┏━━

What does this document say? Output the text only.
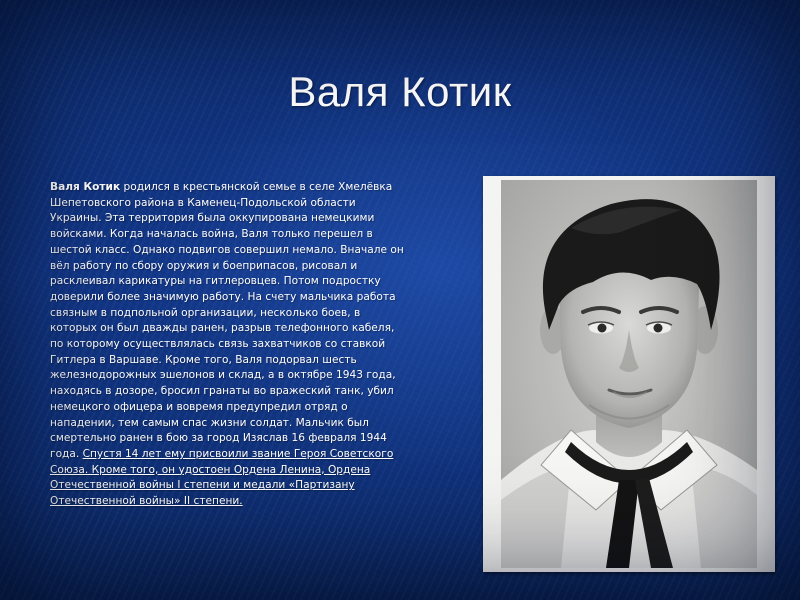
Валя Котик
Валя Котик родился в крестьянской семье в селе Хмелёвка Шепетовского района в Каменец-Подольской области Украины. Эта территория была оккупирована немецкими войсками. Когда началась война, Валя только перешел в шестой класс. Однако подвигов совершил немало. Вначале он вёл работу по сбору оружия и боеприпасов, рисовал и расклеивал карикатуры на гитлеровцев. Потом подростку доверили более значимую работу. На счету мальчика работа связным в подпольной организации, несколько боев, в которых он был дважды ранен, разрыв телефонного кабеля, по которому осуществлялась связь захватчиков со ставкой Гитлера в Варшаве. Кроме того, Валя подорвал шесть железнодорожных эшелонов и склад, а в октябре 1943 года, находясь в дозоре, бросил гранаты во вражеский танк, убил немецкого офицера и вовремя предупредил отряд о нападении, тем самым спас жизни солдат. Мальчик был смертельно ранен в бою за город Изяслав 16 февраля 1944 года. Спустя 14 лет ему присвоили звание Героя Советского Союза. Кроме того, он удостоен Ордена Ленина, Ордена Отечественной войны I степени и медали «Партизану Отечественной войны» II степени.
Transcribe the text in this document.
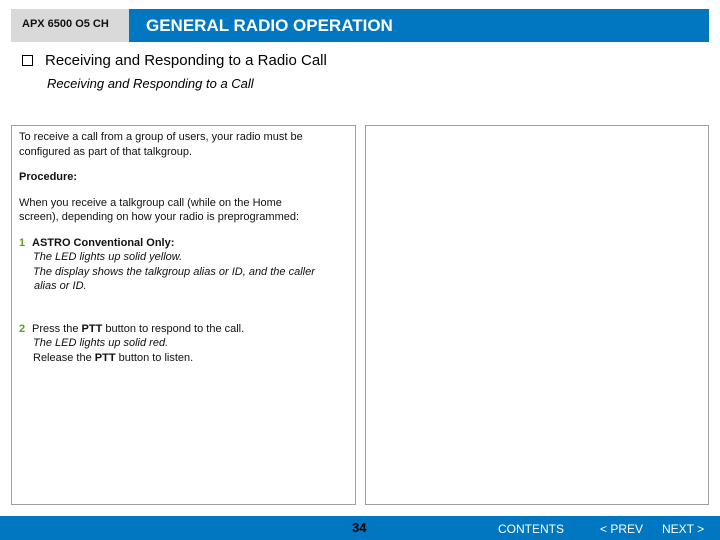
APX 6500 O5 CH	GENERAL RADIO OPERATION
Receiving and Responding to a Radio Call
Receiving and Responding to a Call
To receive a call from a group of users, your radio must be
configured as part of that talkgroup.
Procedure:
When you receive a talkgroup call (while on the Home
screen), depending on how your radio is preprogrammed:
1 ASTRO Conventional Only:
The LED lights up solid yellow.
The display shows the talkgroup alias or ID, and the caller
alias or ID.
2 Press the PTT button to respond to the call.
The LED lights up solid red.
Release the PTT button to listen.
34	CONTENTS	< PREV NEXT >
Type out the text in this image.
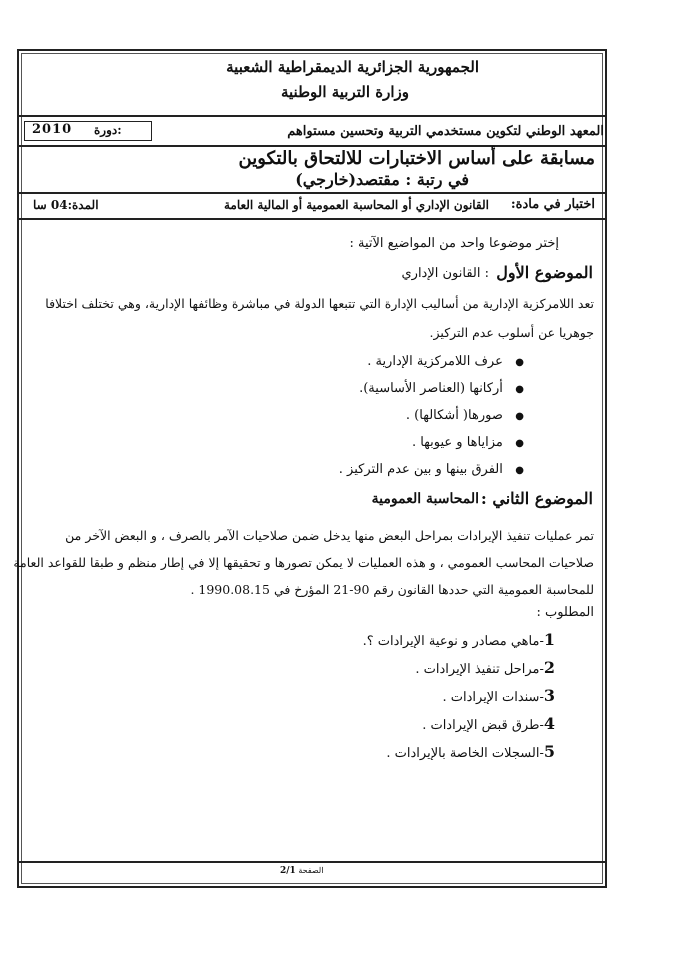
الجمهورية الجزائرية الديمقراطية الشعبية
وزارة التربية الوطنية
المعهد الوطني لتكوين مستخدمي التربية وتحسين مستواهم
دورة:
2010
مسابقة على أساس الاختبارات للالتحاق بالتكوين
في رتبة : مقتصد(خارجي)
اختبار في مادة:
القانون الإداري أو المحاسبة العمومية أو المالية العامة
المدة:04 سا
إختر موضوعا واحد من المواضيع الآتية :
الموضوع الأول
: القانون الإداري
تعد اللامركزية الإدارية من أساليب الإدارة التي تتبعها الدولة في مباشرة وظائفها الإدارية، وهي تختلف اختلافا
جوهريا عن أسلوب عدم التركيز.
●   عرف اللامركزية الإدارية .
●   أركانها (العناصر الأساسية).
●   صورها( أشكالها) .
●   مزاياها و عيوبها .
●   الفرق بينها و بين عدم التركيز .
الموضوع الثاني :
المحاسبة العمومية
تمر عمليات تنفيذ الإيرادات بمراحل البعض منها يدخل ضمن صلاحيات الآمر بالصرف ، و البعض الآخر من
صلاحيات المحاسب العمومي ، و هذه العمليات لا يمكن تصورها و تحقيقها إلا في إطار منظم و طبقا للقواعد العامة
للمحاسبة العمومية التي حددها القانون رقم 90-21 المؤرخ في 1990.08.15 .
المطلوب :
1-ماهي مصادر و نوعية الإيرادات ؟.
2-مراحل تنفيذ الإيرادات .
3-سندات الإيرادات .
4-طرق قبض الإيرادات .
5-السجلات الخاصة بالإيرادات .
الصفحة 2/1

┗━━

GIVEN REQUEST
Reproduce the whole listing above word for word, but not its pictures.

WRITTEN ANSWER
What does this document say? Output the text only.
Валя Котик
Валя Котик родился в крестьянской семье в селе Хмелёвка Шепетовского района в Каменец-Подольской области Украины. Эта территория была оккупирована немецкими войсками. Когда началась война, Валя только перешел в шестой класс. Однако подвигов совершил немало. Вначале он вёл работу по сбору оружия и боеприпасов, рисовал и расклеивал карикатуры на гитлеровцев. Потом подростку доверили более значимую работу. На счету мальчика работа связным в подпольной организации, несколько боев, в которых он был дважды ранен, разрыв телефонного кабеля, по которому осуществлялась связь захватчиков со ставкой Гитлера в Варшаве. Кроме того, Валя подорвал шесть железнодорожных эшелонов и склад, а в октябре 1943 года, находясь в дозоре, бросил гранаты во вражеский танк, убил немецкого офицера и вовремя предупредил отряд о нападении, тем самым спас жизни солдат. Мальчик был смертельно ранен в бою за город Изяслав 16 февраля 1944 года. Спустя 14 лет ему присвоили звание Героя Советского Союза. Кроме того, он удостоен Ордена Ленина, Ордена Отечественной войны I степени и медали «Партизану Отечественной войны» II степени.
Transcribe the text in this document.
APX 6500 O5 CH	GENERAL RADIO OPERATION
Receiving and Responding to a Radio Call
Receiving and Responding to a Call
To receive a call from a group of users, your radio must be
configured as part of that talkgroup.
Procedure:
When you receive a talkgroup call (while on the Home
screen), depending on how your radio is preprogrammed:
1 ASTRO Conventional Only:
The LED lights up solid yellow.
The display shows the talkgroup alias or ID, and the caller
alias or ID.
2 Press the PTT button to respond to the call.
The LED lights up solid red.
Release the PTT button to listen.
34	CONTENTS	< PREV NEXT >
Type out the text in this image.
الجمهورية الجزائرية الديمقراطية الشعبية
وزارة التربية الوطنية
المعهد الوطني لتكوين مستخدمي التربية وتحسين مستواهم
دورة:
2010
مسابقة على أساس الاختبارات للالتحاق بالتكوين
في رتبة : مقتصد(خارجي)
اختبار في مادة:
القانون الإداري أو المحاسبة العمومية أو المالية العامة
المدة:04 سا
إختر موضوعا واحد من المواضيع الآتية :
الموضوع الأول
: القانون الإداري
تعد اللامركزية الإدارية من أساليب الإدارة التي تتبعها الدولة في مباشرة وظائفها الإدارية، وهي تختلف اختلافا
جوهريا عن أسلوب عدم التركيز.
●   عرف اللامركزية الإدارية .
●   أركانها (العناصر الأساسية).
●   صورها( أشكالها) .
●   مزاياها و عيوبها .
●   الفرق بينها و بين عدم التركيز .
الموضوع الثاني :
المحاسبة العمومية
تمر عمليات تنفيذ الإيرادات بمراحل البعض منها يدخل ضمن صلاحيات الآمر بالصرف ، و البعض الآخر من
صلاحيات المحاسب العمومي ، و هذه العمليات لا يمكن تصورها و تحقيقها إلا في إطار منظم و طبقا للقواعد العامة
للمحاسبة العمومية التي حددها القانون رقم 90-21 المؤرخ في 1990.08.15 .
المطلوب :
1-ماهي مصادر و نوعية الإيرادات ؟.
2-مراحل تنفيذ الإيرادات .
3-سندات الإيرادات .
4-طرق قبض الإيرادات .
5-السجلات الخاصة بالإيرادات .
الصفحة 2/1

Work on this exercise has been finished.